-- start --
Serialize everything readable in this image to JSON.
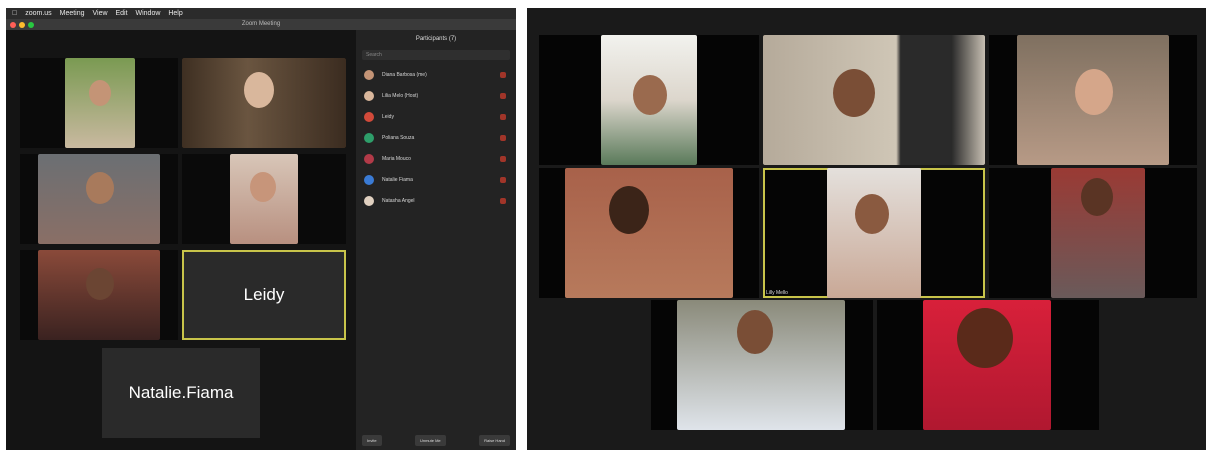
{
  "left_window": {
    "menu": [
      "zoom.us",
      "Meeting",
      "View",
      "Edit",
      "Window",
      "Help"
    ],
    "title": "Zoom Meeting",
    "name_tiles": [
      "Leidy",
      "Natalie.Fiama"
    ],
    "participants_title": "Participants (7)",
    "search_placeholder": "Search",
    "participants": [
      "Diana Barbosa (me)",
      "Lilia Melo (Host)",
      "Leidy",
      "Poliana Souza",
      "Maria Mouco",
      "Natalie Fiama",
      "Natasha Angel"
    ],
    "buttons": [
      "Invite",
      "Unmute Me",
      "Raise Hand"
    ]
  },
  "right_window": {
    "tile_label": "Lilly Mello"
  },
  "colors": {
    "active_speaker": "#c8c44a",
    "mic_muted": "#c0392b"
  }
}
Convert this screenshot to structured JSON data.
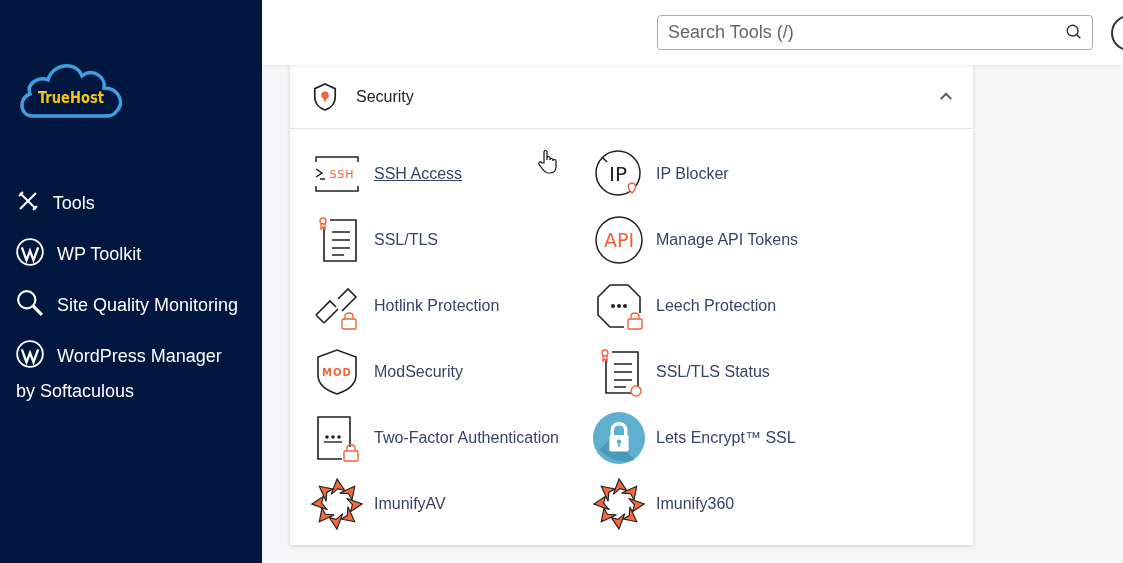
{
  "logo": {
    "text": "TrueHost"
  },
  "sidebar": {
    "items": [
      {
        "label": "Tools",
        "kind": "tools"
      },
      {
        "label": "WP Toolkit",
        "kind": "wordpress"
      },
      {
        "label": "Site Quality Monitoring",
        "kind": "search"
      },
      {
        "label": "WordPress Manager by Softaculous",
        "kind": "wordpress"
      }
    ]
  },
  "search": {
    "placeholder": "Search Tools (/)"
  },
  "section": {
    "title": "Security",
    "expanded": true,
    "items": [
      {
        "label": "SSH Access",
        "kind": "ssh",
        "icon_text": "SSH",
        "hovered": true
      },
      {
        "label": "IP Blocker",
        "kind": "ipblock",
        "icon_text": "IP",
        "hovered": false
      },
      {
        "label": "SSL/TLS",
        "kind": "cert",
        "hovered": false
      },
      {
        "label": "Manage API Tokens",
        "kind": "api",
        "icon_text": "API",
        "hovered": false
      },
      {
        "label": "Hotlink Protection",
        "kind": "hotlink",
        "hovered": false
      },
      {
        "label": "Leech Protection",
        "kind": "leech",
        "hovered": false
      },
      {
        "label": "ModSecurity",
        "kind": "mod",
        "icon_text": "MOD",
        "hovered": false
      },
      {
        "label": "SSL/TLS Status",
        "kind": "certstatus",
        "hovered": false
      },
      {
        "label": "Two-Factor Authentication",
        "kind": "twofa",
        "hovered": false
      },
      {
        "label": "Lets Encrypt™ SSL",
        "kind": "letsencrypt",
        "hovered": false
      },
      {
        "label": "ImunifyAV",
        "kind": "imunify",
        "hovered": false
      },
      {
        "label": "Imunify360",
        "kind": "imunify",
        "hovered": false
      }
    ]
  }
}
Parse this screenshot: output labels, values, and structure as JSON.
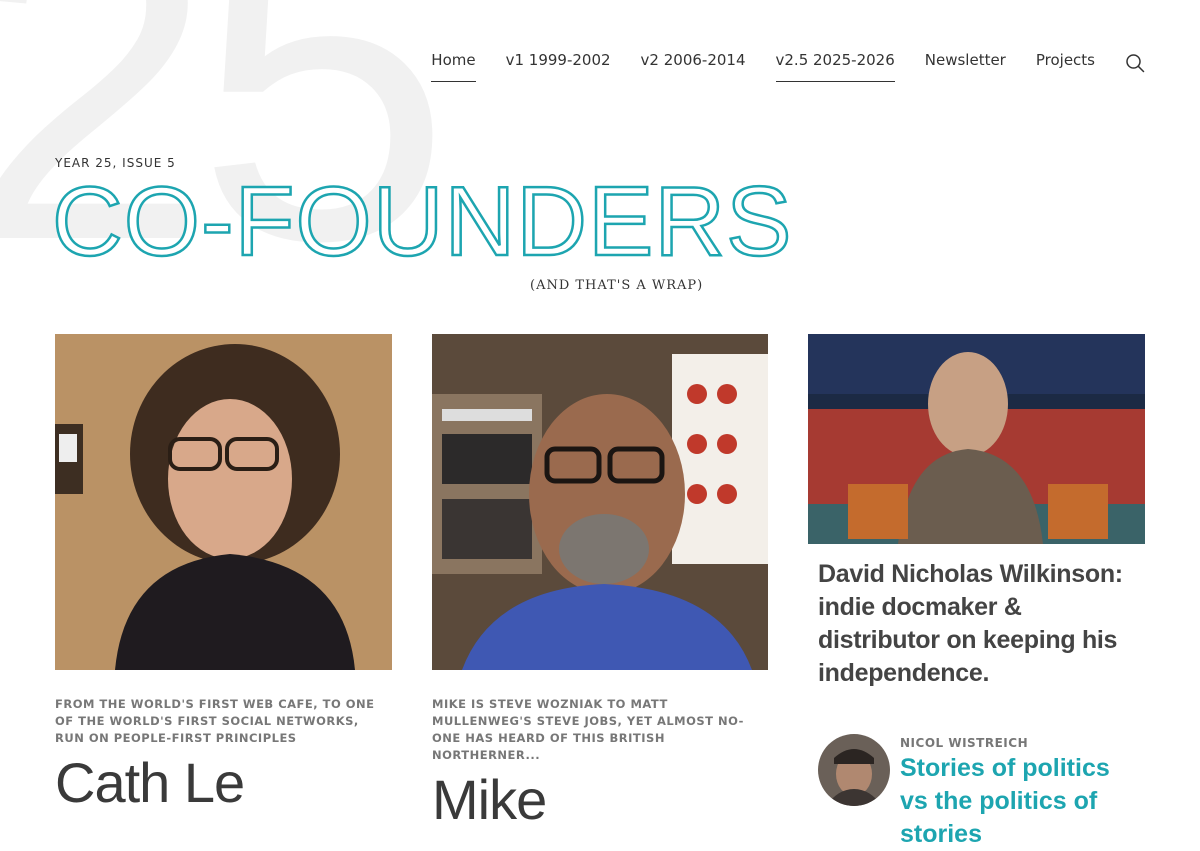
{
  "background_number": "25",
  "nav": {
    "items": [
      {
        "label": "Home",
        "active": true
      },
      {
        "label": "v1 1999-2002",
        "active": false
      },
      {
        "label": "v2 2006-2014",
        "active": false
      },
      {
        "label": "v2.5 2025-2026",
        "active": true
      },
      {
        "label": "Newsletter",
        "active": false
      },
      {
        "label": "Projects",
        "active": false
      }
    ],
    "search_icon": "search-icon"
  },
  "header": {
    "issue_label": "YEAR 25, ISSUE 5",
    "title": "CO-FOUNDERS",
    "subtitle": "(AND THAT'S A WRAP)"
  },
  "cards": [
    {
      "kicker": "FROM THE WORLD'S FIRST WEB CAFE, TO ONE OF THE WORLD'S FIRST SOCIAL NETWORKS, RUN ON PEOPLE-FIRST PRINCIPLES",
      "name": "Cath Le"
    },
    {
      "kicker": "MIKE IS STEVE WOZNIAK TO MATT MULLENWEG'S STEVE JOBS, YET ALMOST NO-ONE HAS HEARD OF THIS BRITISH NORTHERNER...",
      "name": "Mike"
    }
  ],
  "feature": {
    "title": "David Nicholas Wilkinson: indie docmaker & distributor on keeping his independence.",
    "related": {
      "author": "NICOL WISTREICH",
      "title": "Stories of politics vs the politics of stories"
    }
  },
  "colors": {
    "accent": "#1da5b0",
    "text": "#3a3a3a",
    "muted": "#777777"
  }
}
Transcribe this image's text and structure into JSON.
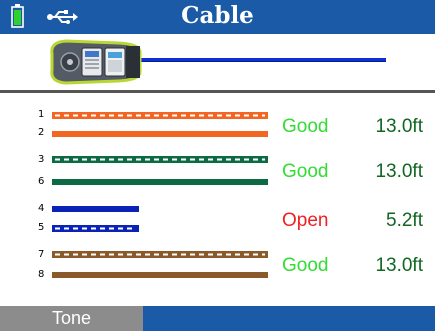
-- end --
**Work to complete:**
Reproduce the whole listing word for word, setting aside any pictures.

**Exercise response:**
Serialize everything readable in this image to JSON.
{
  "left_window": {
    "menu": [
      "zoom.us",
      "Meeting",
      "View",
      "Edit",
      "Window",
      "Help"
    ],
    "title": "Zoom Meeting",
    "name_tiles": [
      "Leidy",
      "Natalie.Fiama"
    ],
    "participants_title": "Participants (7)",
    "search_placeholder": "Search",
    "participants": [
      "Diana Barbosa (me)",
      "Lilia Melo (Host)",
      "Leidy",
      "Poliana Souza",
      "Maria Mouco",
      "Natalie Fiama",
      "Natasha Angel"
    ],
    "buttons": [
      "Invite",
      "Unmute Me",
      "Raise Hand"
    ]
  },
  "right_window": {
    "tile_label": "Lilly Mello"
  },
  "colors": {
    "active_speaker": "#c8c44a",
    "mic_muted": "#c0392b"
  }
}
Convert this screenshot to structured JSON data.
{
  "logo": {
    "text": "TrueHost"
  },
  "sidebar": {
    "items": [
      {
        "label": "Tools",
        "kind": "tools"
      },
      {
        "label": "WP Toolkit",
        "kind": "wordpress"
      },
      {
        "label": "Site Quality Monitoring",
        "kind": "search"
      },
      {
        "label": "WordPress Manager by Softaculous",
        "kind": "wordpress"
      }
    ]
  },
  "search": {
    "placeholder": "Search Tools (/)"
  },
  "section": {
    "title": "Security",
    "expanded": true,
    "items": [
      {
        "label": "SSH Access",
        "kind": "ssh",
        "icon_text": "SSH",
        "hovered": true
      },
      {
        "label": "IP Blocker",
        "kind": "ipblock",
        "icon_text": "IP",
        "hovered": false
      },
      {
        "label": "SSL/TLS",
        "kind": "cert",
        "hovered": false
      },
      {
        "label": "Manage API Tokens",
        "kind": "api",
        "icon_text": "API",
        "hovered": false
      },
      {
        "label": "Hotlink Protection",
        "kind": "hotlink",
        "hovered": false
      },
      {
        "label": "Leech Protection",
        "kind": "leech",
        "hovered": false
      },
      {
        "label": "ModSecurity",
        "kind": "mod",
        "icon_text": "MOD",
        "hovered": false
      },
      {
        "label": "SSL/TLS Status",
        "kind": "certstatus",
        "hovered": false
      },
      {
        "label": "Two-Factor Authentication",
        "kind": "twofa",
        "hovered": false
      },
      {
        "label": "Lets Encrypt™ SSL",
        "kind": "letsencrypt",
        "hovered": false
      },
      {
        "label": "ImunifyAV",
        "kind": "imunify",
        "hovered": false
      },
      {
        "label": "Imunify360",
        "kind": "imunify",
        "hovered": false
      }
    ]
  }
}
Parse this screenshot: output labels, values, and structure as JSON.
{
  "background_number": "25",
  "nav": {
    "items": [
      {
        "label": "Home",
        "active": true
      },
      {
        "label": "v1 1999-2002",
        "active": false
      },
      {
        "label": "v2 2006-2014",
        "active": false
      },
      {
        "label": "v2.5 2025-2026",
        "active": true
      },
      {
        "label": "Newsletter",
        "active": false
      },
      {
        "label": "Projects",
        "active": false
      }
    ],
    "search_icon": "search-icon"
  },
  "header": {
    "issue_label": "YEAR 25, ISSUE 5",
    "title": "CO-FOUNDERS",
    "subtitle": "(AND THAT'S A WRAP)"
  },
  "cards": [
    {
      "kicker": "FROM THE WORLD'S FIRST WEB CAFE, TO ONE OF THE WORLD'S FIRST SOCIAL NETWORKS, RUN ON PEOPLE-FIRST PRINCIPLES",
      "name": "Cath Le"
    },
    {
      "kicker": "MIKE IS STEVE WOZNIAK TO MATT MULLENWEG'S STEVE JOBS, YET ALMOST NO-ONE HAS HEARD OF THIS BRITISH NORTHERNER...",
      "name": "Mike"
    }
  ],
  "feature": {
    "title": "David Nicholas Wilkinson: indie docmaker & distributor on keeping his independence.",
    "related": {
      "author": "NICOL WISTREICH",
      "title": "Stories of politics vs the politics of stories"
    }
  },
  "colors": {
    "accent": "#1da5b0",
    "text": "#3a3a3a",
    "muted": "#777777"
  }
}
Transcribe this image's text and structure into JSON.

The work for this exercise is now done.